> _Work required_
Across all the lines below, how many contain the string "title"? Please reply with the number only.

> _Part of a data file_
···

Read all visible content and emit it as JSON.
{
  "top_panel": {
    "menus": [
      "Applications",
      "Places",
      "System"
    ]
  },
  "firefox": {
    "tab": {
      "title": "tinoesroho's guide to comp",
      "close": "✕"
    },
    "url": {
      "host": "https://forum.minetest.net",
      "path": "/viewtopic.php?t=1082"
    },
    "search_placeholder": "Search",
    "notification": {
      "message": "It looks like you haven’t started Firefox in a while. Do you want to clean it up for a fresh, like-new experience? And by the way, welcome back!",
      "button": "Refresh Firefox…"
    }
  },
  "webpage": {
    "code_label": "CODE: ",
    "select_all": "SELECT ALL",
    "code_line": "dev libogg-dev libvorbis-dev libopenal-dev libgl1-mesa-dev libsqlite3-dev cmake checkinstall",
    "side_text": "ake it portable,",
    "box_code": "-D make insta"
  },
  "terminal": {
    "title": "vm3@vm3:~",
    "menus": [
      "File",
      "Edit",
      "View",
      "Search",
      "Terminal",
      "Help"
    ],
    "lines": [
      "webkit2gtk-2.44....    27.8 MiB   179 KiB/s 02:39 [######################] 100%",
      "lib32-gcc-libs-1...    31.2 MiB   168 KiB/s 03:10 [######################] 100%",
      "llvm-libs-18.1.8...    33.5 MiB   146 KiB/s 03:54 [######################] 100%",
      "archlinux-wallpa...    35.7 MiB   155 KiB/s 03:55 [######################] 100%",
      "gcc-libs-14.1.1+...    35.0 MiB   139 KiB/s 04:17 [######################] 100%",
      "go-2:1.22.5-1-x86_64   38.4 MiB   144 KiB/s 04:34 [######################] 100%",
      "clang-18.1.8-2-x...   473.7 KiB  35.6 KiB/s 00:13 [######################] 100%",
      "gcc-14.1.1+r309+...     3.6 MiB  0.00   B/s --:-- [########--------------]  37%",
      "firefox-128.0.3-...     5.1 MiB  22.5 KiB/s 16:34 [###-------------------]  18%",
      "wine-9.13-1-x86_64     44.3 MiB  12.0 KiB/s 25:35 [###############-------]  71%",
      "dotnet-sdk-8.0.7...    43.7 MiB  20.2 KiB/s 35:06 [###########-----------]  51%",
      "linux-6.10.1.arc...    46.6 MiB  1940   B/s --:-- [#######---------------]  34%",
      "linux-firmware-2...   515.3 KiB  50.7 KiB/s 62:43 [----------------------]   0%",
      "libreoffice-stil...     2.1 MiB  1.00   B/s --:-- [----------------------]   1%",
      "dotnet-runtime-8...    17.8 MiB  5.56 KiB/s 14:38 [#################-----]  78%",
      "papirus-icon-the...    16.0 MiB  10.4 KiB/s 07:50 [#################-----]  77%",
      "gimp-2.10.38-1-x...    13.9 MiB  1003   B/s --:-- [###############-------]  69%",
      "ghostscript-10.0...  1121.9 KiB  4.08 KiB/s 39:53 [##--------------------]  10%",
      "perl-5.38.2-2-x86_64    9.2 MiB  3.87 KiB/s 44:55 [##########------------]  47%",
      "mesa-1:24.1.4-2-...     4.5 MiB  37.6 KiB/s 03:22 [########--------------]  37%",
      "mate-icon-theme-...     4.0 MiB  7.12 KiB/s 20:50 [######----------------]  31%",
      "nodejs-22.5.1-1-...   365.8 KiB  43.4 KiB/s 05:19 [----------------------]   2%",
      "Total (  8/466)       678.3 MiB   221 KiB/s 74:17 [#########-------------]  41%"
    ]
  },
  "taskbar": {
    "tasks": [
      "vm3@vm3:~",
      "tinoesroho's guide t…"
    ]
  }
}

···

> _The reply_
2